▶ **What you are asked to do**: Check the listing below line by line and report how many lines hold "name", with no other words.

═════ Data extract

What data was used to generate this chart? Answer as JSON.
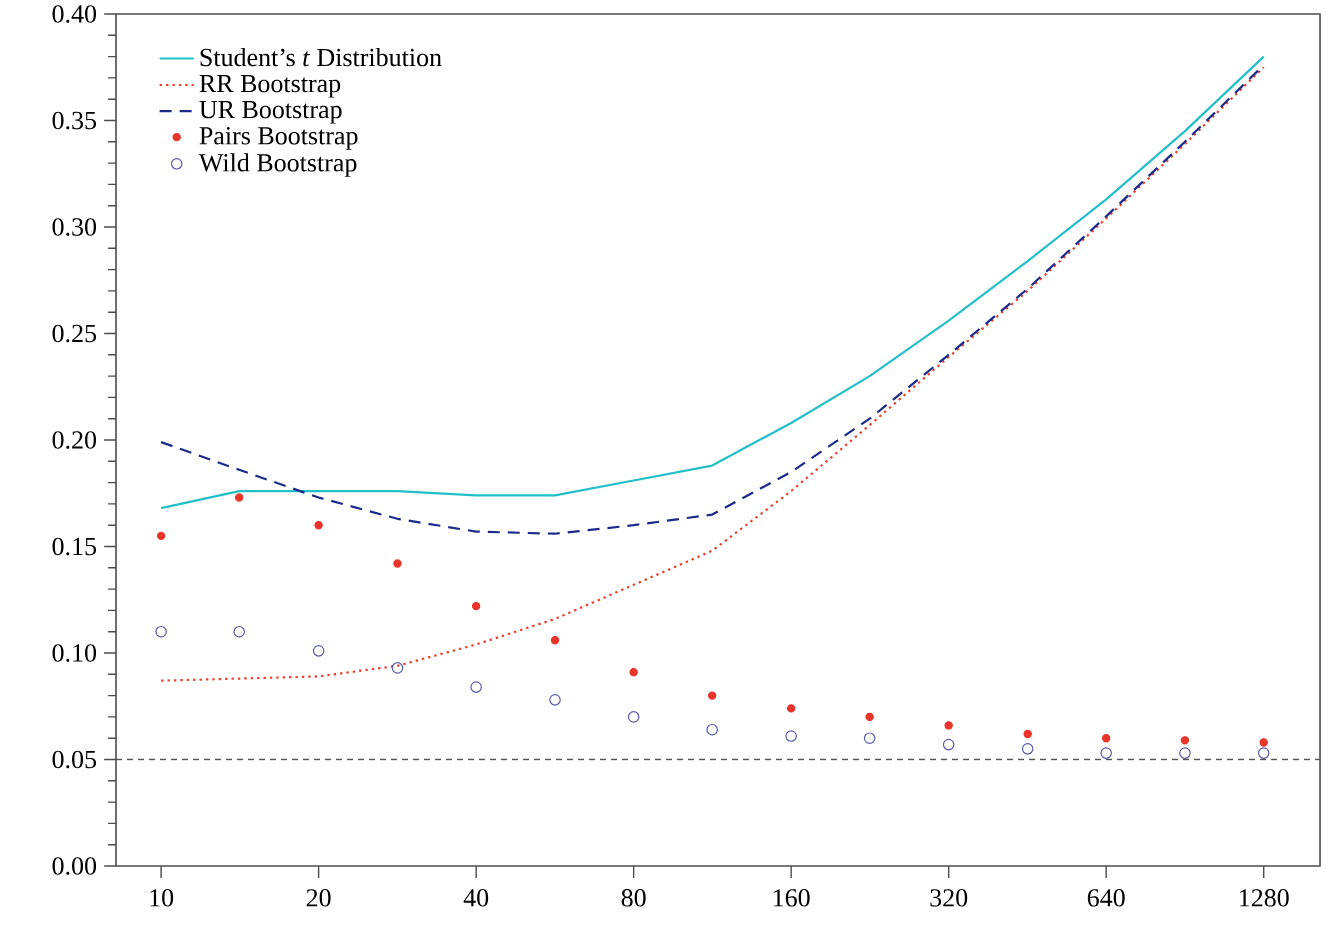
{
  "chart_data": {
    "type": "line",
    "x": [
      10,
      14.1,
      20,
      28.3,
      40,
      56.6,
      80,
      113,
      160,
      226,
      320,
      453,
      640,
      905,
      1280
    ],
    "series": [
      {
        "name": "Student’s *t* Distribution",
        "color": "#22bfc9",
        "line_style": "solid",
        "values": [
          0.168,
          0.176,
          0.176,
          0.176,
          0.174,
          0.174,
          0.181,
          0.188,
          0.208,
          0.23,
          0.256,
          0.284,
          0.313,
          0.345,
          0.38
        ]
      },
      {
        "name": "RR Bootstrap",
        "color": "#e8432f",
        "line_style": "dotted",
        "values": [
          0.087,
          0.088,
          0.089,
          0.094,
          0.104,
          0.116,
          0.132,
          0.148,
          0.176,
          0.207,
          0.239,
          0.27,
          0.304,
          0.339,
          0.375
        ]
      },
      {
        "name": "UR Bootstrap",
        "color": "#1c2a8a",
        "line_style": "dashed",
        "values": [
          0.199,
          0.186,
          0.173,
          0.163,
          0.157,
          0.156,
          0.16,
          0.165,
          0.185,
          0.21,
          0.24,
          0.271,
          0.305,
          0.34,
          0.376
        ]
      },
      {
        "name": "Pairs Bootstrap",
        "type": "scatter",
        "color": "#e8342a",
        "marker": "dot",
        "values": [
          0.155,
          0.173,
          0.16,
          0.142,
          0.122,
          0.106,
          0.091,
          0.08,
          0.074,
          0.07,
          0.066,
          0.062,
          0.06,
          0.059,
          0.058
        ]
      },
      {
        "name": "Wild Bootstrap",
        "type": "scatter",
        "color": "#5a5aaa",
        "marker": "circle",
        "values": [
          0.11,
          0.11,
          0.101,
          0.093,
          0.084,
          0.078,
          0.07,
          0.064,
          0.061,
          0.06,
          0.057,
          0.055,
          0.053,
          0.053,
          0.053
        ]
      }
    ],
    "log": "x",
    "xlim": [
      8.2,
      1640
    ],
    "xticks": [
      10,
      20,
      40,
      80,
      160,
      320,
      640,
      1280
    ],
    "ylim": [
      0,
      0.4
    ],
    "yticks": [
      {
        "value": 0,
        "label": "0.00"
      },
      {
        "value": 0.05,
        "label": "0.05"
      },
      {
        "value": 0.1,
        "label": "0.10"
      },
      {
        "value": 0.15,
        "label": "0.15"
      },
      {
        "value": 0.2,
        "label": "0.20"
      },
      {
        "value": 0.25,
        "label": "0.25"
      },
      {
        "value": 0.3,
        "label": "0.30"
      },
      {
        "value": 0.35,
        "label": "0.35"
      },
      {
        "value": 0.4,
        "label": "0.40"
      }
    ],
    "ref_lines": [
      {
        "axis": "y",
        "value": 0.05,
        "color": "#555555",
        "line_style": "dashed"
      }
    ],
    "grid": false,
    "legend": "top left"
  }
}
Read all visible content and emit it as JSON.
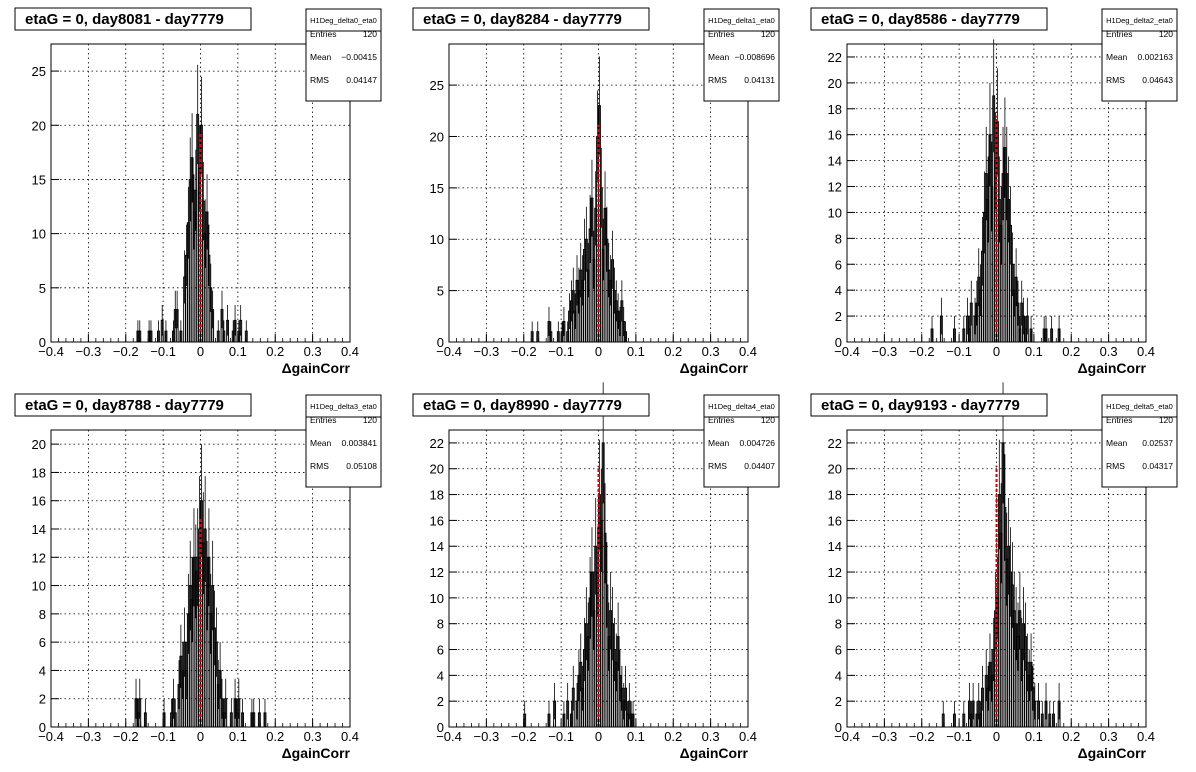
{
  "chart_data": [
    {
      "type": "histogram",
      "title": "etaG = 0, day8081 - day7779",
      "xlabel": "ΔgainCorr",
      "xlim": [
        -0.4,
        0.4
      ],
      "ylim": [
        0,
        27.5
      ],
      "yticks": [
        0,
        5,
        10,
        15,
        20,
        25
      ],
      "xticks": [
        "−0.4",
        "−0.3",
        "−0.2",
        "−0.1",
        "0",
        "0.1",
        "0.2",
        "0.3",
        "0.4"
      ],
      "stats": {
        "name": "H1Deg_delta0_eta0",
        "entries_label": "Entries",
        "entries": "120",
        "mean_label": "Mean",
        "mean": "−0.00415",
        "rms_label": "RMS",
        "rms": "0.04147"
      },
      "reference_line_x": 0,
      "bins": [
        [
          -0.17,
          1
        ],
        [
          -0.165,
          1
        ],
        [
          -0.14,
          1
        ],
        [
          -0.135,
          1
        ],
        [
          -0.115,
          1
        ],
        [
          -0.105,
          2
        ],
        [
          -0.095,
          1
        ],
        [
          -0.075,
          1
        ],
        [
          -0.07,
          3
        ],
        [
          -0.065,
          3
        ],
        [
          -0.055,
          1
        ],
        [
          -0.045,
          6
        ],
        [
          -0.04,
          8
        ],
        [
          -0.035,
          11
        ],
        [
          -0.03,
          15
        ],
        [
          -0.025,
          17
        ],
        [
          -0.02,
          12
        ],
        [
          -0.015,
          14
        ],
        [
          -0.01,
          21
        ],
        [
          -0.005,
          16
        ],
        [
          0,
          20
        ],
        [
          0.005,
          13
        ],
        [
          0.01,
          10
        ],
        [
          0.015,
          12
        ],
        [
          0.02,
          8
        ],
        [
          0.025,
          5
        ],
        [
          0.03,
          3
        ],
        [
          0.045,
          1
        ],
        [
          0.055,
          3
        ],
        [
          0.06,
          1
        ],
        [
          0.07,
          2
        ],
        [
          0.085,
          1
        ],
        [
          0.09,
          2
        ],
        [
          0.1,
          1
        ],
        [
          0.105,
          2
        ],
        [
          0.12,
          1
        ]
      ]
    },
    {
      "type": "histogram",
      "title": "etaG = 0, day8284 - day7779",
      "xlabel": "ΔgainCorr",
      "xlim": [
        -0.4,
        0.4
      ],
      "ylim": [
        0,
        29
      ],
      "yticks": [
        0,
        5,
        10,
        15,
        20,
        25
      ],
      "xticks": [
        "−0.4",
        "−0.3",
        "−0.2",
        "−0.1",
        "0",
        "0.1",
        "0.2",
        "0.3",
        "0.4"
      ],
      "stats": {
        "name": "H1Deg_delta1_eta0",
        "entries_label": "Entries",
        "entries": "120",
        "mean_label": "Mean",
        "mean": "−0.008696",
        "rms_label": "RMS",
        "rms": "0.04131"
      },
      "reference_line_x": 0,
      "bins": [
        [
          -0.18,
          1
        ],
        [
          -0.165,
          1
        ],
        [
          -0.135,
          2
        ],
        [
          -0.13,
          1
        ],
        [
          -0.11,
          1
        ],
        [
          -0.1,
          1
        ],
        [
          -0.095,
          2
        ],
        [
          -0.085,
          1
        ],
        [
          -0.08,
          3
        ],
        [
          -0.075,
          4
        ],
        [
          -0.07,
          5
        ],
        [
          -0.065,
          3
        ],
        [
          -0.06,
          6
        ],
        [
          -0.055,
          5
        ],
        [
          -0.05,
          7
        ],
        [
          -0.045,
          6
        ],
        [
          -0.04,
          9
        ],
        [
          -0.035,
          10
        ],
        [
          -0.03,
          7
        ],
        [
          -0.025,
          11
        ],
        [
          -0.02,
          14
        ],
        [
          -0.015,
          8
        ],
        [
          -0.01,
          13
        ],
        [
          -0.005,
          20
        ],
        [
          0,
          23
        ],
        [
          0.005,
          15
        ],
        [
          0.01,
          9
        ],
        [
          0.015,
          13
        ],
        [
          0.02,
          10
        ],
        [
          0.025,
          7
        ],
        [
          0.03,
          6
        ],
        [
          0.035,
          8
        ],
        [
          0.04,
          5
        ],
        [
          0.045,
          4
        ],
        [
          0.05,
          3
        ],
        [
          0.055,
          2
        ],
        [
          0.06,
          4
        ],
        [
          0.065,
          2
        ],
        [
          0.07,
          1
        ]
      ]
    },
    {
      "type": "histogram",
      "title": "etaG = 0, day8586 - day7779",
      "xlabel": "ΔgainCorr",
      "xlim": [
        -0.4,
        0.4
      ],
      "ylim": [
        0,
        23
      ],
      "yticks": [
        0,
        2,
        4,
        6,
        8,
        10,
        12,
        14,
        16,
        18,
        20,
        22
      ],
      "xticks": [
        "−0.4",
        "−0.3",
        "−0.2",
        "−0.1",
        "0",
        "0.1",
        "0.2",
        "0.3",
        "0.4"
      ],
      "stats": {
        "name": "H1Deg_delta2_eta0",
        "entries_label": "Entries",
        "entries": "120",
        "mean_label": "Mean",
        "mean": "0.002163",
        "rms_label": "RMS",
        "rms": "0.04643"
      },
      "reference_line_x": 0,
      "bins": [
        [
          -0.175,
          1
        ],
        [
          -0.15,
          2
        ],
        [
          -0.115,
          1
        ],
        [
          -0.09,
          1
        ],
        [
          -0.08,
          2
        ],
        [
          -0.075,
          1
        ],
        [
          -0.07,
          3
        ],
        [
          -0.06,
          2
        ],
        [
          -0.055,
          3
        ],
        [
          -0.05,
          5
        ],
        [
          -0.045,
          4
        ],
        [
          -0.04,
          7
        ],
        [
          -0.035,
          10
        ],
        [
          -0.03,
          13
        ],
        [
          -0.025,
          11
        ],
        [
          -0.02,
          16
        ],
        [
          -0.015,
          12
        ],
        [
          -0.01,
          19
        ],
        [
          -0.005,
          14
        ],
        [
          0,
          17
        ],
        [
          0.005,
          11
        ],
        [
          0.01,
          9
        ],
        [
          0.015,
          13
        ],
        [
          0.02,
          15
        ],
        [
          0.025,
          13
        ],
        [
          0.03,
          11
        ],
        [
          0.035,
          9
        ],
        [
          0.04,
          6
        ],
        [
          0.045,
          4
        ],
        [
          0.05,
          5
        ],
        [
          0.055,
          3
        ],
        [
          0.06,
          1
        ],
        [
          0.065,
          3
        ],
        [
          0.07,
          2
        ],
        [
          0.075,
          1
        ],
        [
          0.08,
          2
        ],
        [
          0.09,
          1
        ],
        [
          0.125,
          1
        ],
        [
          0.13,
          1
        ],
        [
          0.145,
          1
        ],
        [
          0.165,
          1
        ]
      ]
    },
    {
      "type": "histogram",
      "title": "etaG = 0, day8788 - day7779",
      "xlabel": "ΔgainCorr",
      "xlim": [
        -0.4,
        0.4
      ],
      "ylim": [
        0,
        21
      ],
      "yticks": [
        0,
        2,
        4,
        6,
        8,
        10,
        12,
        14,
        16,
        18,
        20
      ],
      "xticks": [
        "−0.4",
        "−0.3",
        "−0.2",
        "−0.1",
        "0",
        "0.1",
        "0.2",
        "0.3",
        "0.4"
      ],
      "stats": {
        "name": "H1Deg_delta3_eta0",
        "entries_label": "Entries",
        "entries": "120",
        "mean_label": "Mean",
        "mean": "0.003841",
        "rms_label": "RMS",
        "rms": "0.05108"
      },
      "reference_line_x": 0,
      "bins": [
        [
          -0.175,
          2
        ],
        [
          -0.17,
          1
        ],
        [
          -0.165,
          2
        ],
        [
          -0.15,
          1
        ],
        [
          -0.1,
          1
        ],
        [
          -0.08,
          1
        ],
        [
          -0.075,
          2
        ],
        [
          -0.07,
          1
        ],
        [
          -0.06,
          3
        ],
        [
          -0.055,
          5
        ],
        [
          -0.05,
          4
        ],
        [
          -0.045,
          6
        ],
        [
          -0.04,
          4
        ],
        [
          -0.035,
          8
        ],
        [
          -0.03,
          10
        ],
        [
          -0.025,
          9
        ],
        [
          -0.02,
          12
        ],
        [
          -0.015,
          11
        ],
        [
          -0.01,
          12
        ],
        [
          -0.005,
          14
        ],
        [
          0,
          16
        ],
        [
          0.005,
          13
        ],
        [
          0.01,
          14
        ],
        [
          0.015,
          10
        ],
        [
          0.02,
          12
        ],
        [
          0.025,
          8
        ],
        [
          0.03,
          10
        ],
        [
          0.035,
          7
        ],
        [
          0.04,
          6
        ],
        [
          0.045,
          3
        ],
        [
          0.05,
          4
        ],
        [
          0.055,
          2
        ],
        [
          0.06,
          1
        ],
        [
          0.065,
          2
        ],
        [
          0.08,
          1
        ],
        [
          0.09,
          2
        ],
        [
          0.095,
          1
        ],
        [
          0.1,
          2
        ],
        [
          0.11,
          1
        ],
        [
          0.135,
          1
        ],
        [
          0.14,
          1
        ],
        [
          0.155,
          1
        ],
        [
          0.17,
          1
        ]
      ]
    },
    {
      "type": "histogram",
      "title": "etaG = 0, day8990 - day7779",
      "xlabel": "ΔgainCorr",
      "xlim": [
        -0.4,
        0.4
      ],
      "ylim": [
        0,
        23
      ],
      "yticks": [
        0,
        2,
        4,
        6,
        8,
        10,
        12,
        14,
        16,
        18,
        20,
        22
      ],
      "xticks": [
        "−0.4",
        "−0.3",
        "−0.2",
        "−0.1",
        "0",
        "0.1",
        "0.2",
        "0.3",
        "0.4"
      ],
      "stats": {
        "name": "H1Deg_delta4_eta0",
        "entries_label": "Entries",
        "entries": "120",
        "mean_label": "Mean",
        "mean": "0.004726",
        "rms_label": "RMS",
        "rms": "0.04407"
      },
      "reference_line_x": 0,
      "bins": [
        [
          -0.2,
          1
        ],
        [
          -0.135,
          1
        ],
        [
          -0.12,
          2
        ],
        [
          -0.095,
          1
        ],
        [
          -0.085,
          2
        ],
        [
          -0.075,
          1
        ],
        [
          -0.07,
          3
        ],
        [
          -0.06,
          2
        ],
        [
          -0.055,
          4
        ],
        [
          -0.05,
          5
        ],
        [
          -0.045,
          3
        ],
        [
          -0.04,
          6
        ],
        [
          -0.035,
          8
        ],
        [
          -0.03,
          7
        ],
        [
          -0.025,
          10
        ],
        [
          -0.02,
          12
        ],
        [
          -0.015,
          9
        ],
        [
          -0.01,
          14
        ],
        [
          -0.005,
          12
        ],
        [
          0,
          18
        ],
        [
          0.005,
          16
        ],
        [
          0.01,
          22
        ],
        [
          0.015,
          15
        ],
        [
          0.02,
          11
        ],
        [
          0.025,
          7
        ],
        [
          0.03,
          9
        ],
        [
          0.035,
          8
        ],
        [
          0.04,
          6
        ],
        [
          0.045,
          5
        ],
        [
          0.05,
          7
        ],
        [
          0.055,
          4
        ],
        [
          0.06,
          3
        ],
        [
          0.065,
          2
        ],
        [
          0.07,
          3
        ],
        [
          0.075,
          1
        ],
        [
          0.08,
          2
        ],
        [
          0.085,
          1
        ],
        [
          0.09,
          1
        ]
      ]
    },
    {
      "type": "histogram",
      "title": "etaG = 0, day9193 - day7779",
      "xlabel": "ΔgainCorr",
      "xlim": [
        -0.4,
        0.4
      ],
      "ylim": [
        0,
        23
      ],
      "yticks": [
        0,
        2,
        4,
        6,
        8,
        10,
        12,
        14,
        16,
        18,
        20,
        22
      ],
      "xticks": [
        "−0.4",
        "−0.3",
        "−0.2",
        "−0.1",
        "0",
        "0.1",
        "0.2",
        "0.3",
        "0.4"
      ],
      "stats": {
        "name": "H1Deg_delta5_eta0",
        "entries_label": "Entries",
        "entries": "120",
        "mean_label": "Mean",
        "mean": "0.02537",
        "rms_label": "RMS",
        "rms": "0.04317"
      },
      "reference_line_x": 0,
      "bins": [
        [
          -0.145,
          1
        ],
        [
          -0.115,
          1
        ],
        [
          -0.09,
          1
        ],
        [
          -0.075,
          2
        ],
        [
          -0.07,
          1
        ],
        [
          -0.065,
          2
        ],
        [
          -0.055,
          1
        ],
        [
          -0.05,
          2
        ],
        [
          -0.045,
          1
        ],
        [
          -0.04,
          3
        ],
        [
          -0.03,
          4
        ],
        [
          -0.025,
          3
        ],
        [
          -0.02,
          5
        ],
        [
          -0.015,
          4
        ],
        [
          -0.01,
          6
        ],
        [
          -0.005,
          9
        ],
        [
          0,
          10
        ],
        [
          0.005,
          18
        ],
        [
          0.01,
          15
        ],
        [
          0.015,
          22
        ],
        [
          0.02,
          17
        ],
        [
          0.025,
          13
        ],
        [
          0.03,
          14
        ],
        [
          0.035,
          12
        ],
        [
          0.04,
          11
        ],
        [
          0.045,
          9
        ],
        [
          0.05,
          8
        ],
        [
          0.055,
          7
        ],
        [
          0.06,
          9
        ],
        [
          0.065,
          6
        ],
        [
          0.07,
          8
        ],
        [
          0.075,
          7
        ],
        [
          0.08,
          5
        ],
        [
          0.085,
          4
        ],
        [
          0.09,
          5
        ],
        [
          0.095,
          3
        ],
        [
          0.1,
          2
        ],
        [
          0.11,
          2
        ],
        [
          0.12,
          1
        ],
        [
          0.13,
          2
        ],
        [
          0.14,
          1
        ],
        [
          0.15,
          1
        ],
        [
          0.165,
          2
        ]
      ]
    }
  ]
}
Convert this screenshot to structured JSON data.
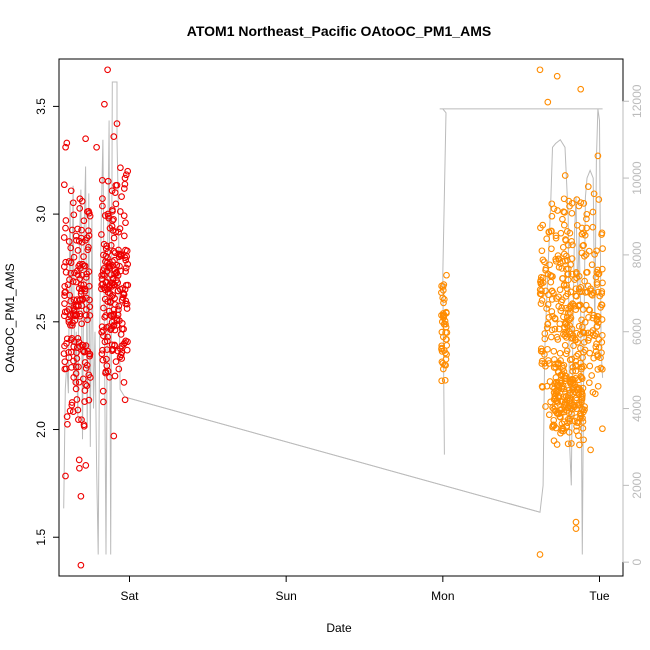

══════════

▶ **Written solution**: 11